--- THE INPUT ---
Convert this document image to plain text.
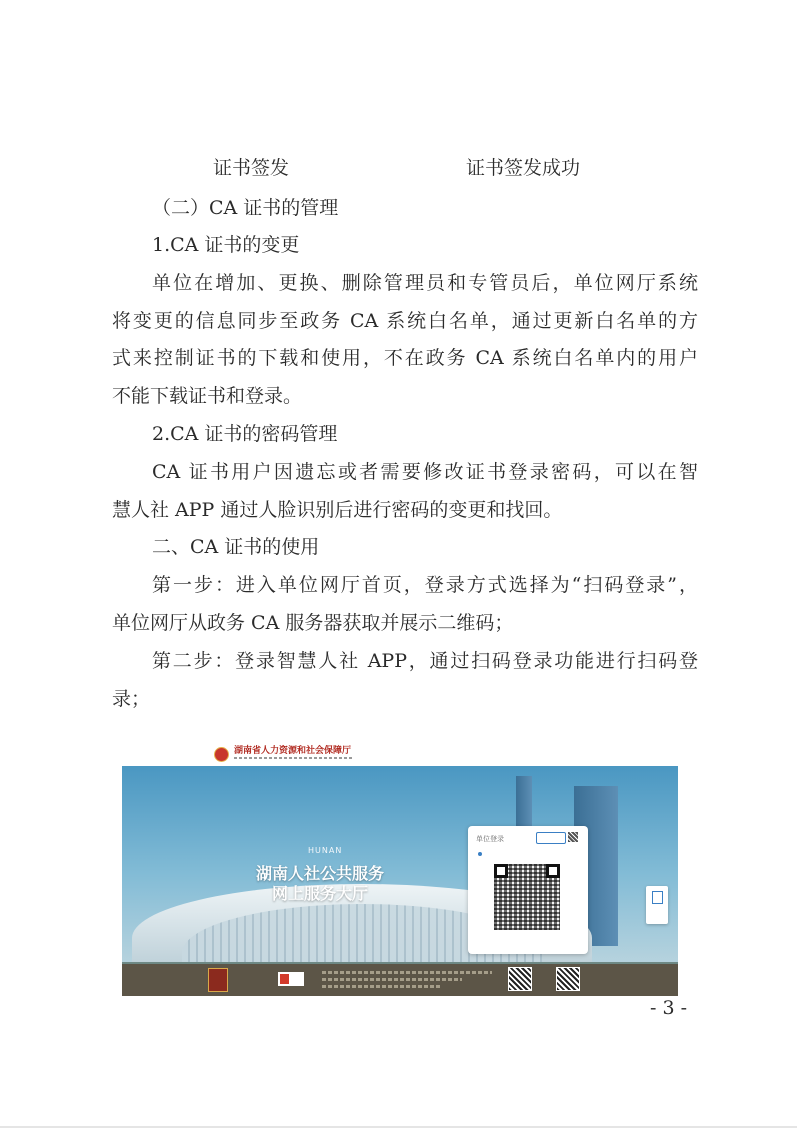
证书签发	证书签发成功
（二）CA 证书的管理
1.CA 证书的变更
单位在增加、更换、删除管理员和专管员后，单位网厅系统
将变更的信息同步至政务 CA 系统白名单，通过更新白名单的方
式来控制证书的下载和使用，不在政务 CA 系统白名单内的用户
不能下载证书和登录。
2.CA 证书的密码管理
CA 证书用户因遗忘或者需要修改证书登录密码，可以在智
慧人社 APP 通过人脸识别后进行密码的变更和找回。
二、CA 证书的使用
第一步：进入单位网厅首页，登录方式选择为“扫码登录”，
单位网厅从政务 CA 服务器获取并展示二维码；
第二步：登录智慧人社 APP，通过扫码登录功能进行扫码登
录；
湖南省人力资源和社会保障厅
HUNAN
湖南人社公共服务
网上服务大厅
单位登录
- 3 -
---
» WORK REQUIRED:
Keep the pictures out of your copy, and repeat every entry above exactly.

» FINISHED ANSWER:
Convert this document image to plain text.
证书签发	证书签发成功
（二）CA 证书的管理
1.CA 证书的变更
单位在增加、更换、删除管理员和专管员后，单位网厅系统
将变更的信息同步至政务 CA 系统白名单，通过更新白名单的方
式来控制证书的下载和使用，不在政务 CA 系统白名单内的用户
不能下载证书和登录。
2.CA 证书的密码管理
CA 证书用户因遗忘或者需要修改证书登录密码，可以在智
慧人社 APP 通过人脸识别后进行密码的变更和找回。
二、CA 证书的使用
第一步：进入单位网厅首页，登录方式选择为“扫码登录”，
单位网厅从政务 CA 服务器获取并展示二维码；
第二步：登录智慧人社 APP，通过扫码登录功能进行扫码登
录；
湖南省人力资源和社会保障厅
HUNAN
湖南人社公共服务
网上服务大厅
单位登录
- 3 -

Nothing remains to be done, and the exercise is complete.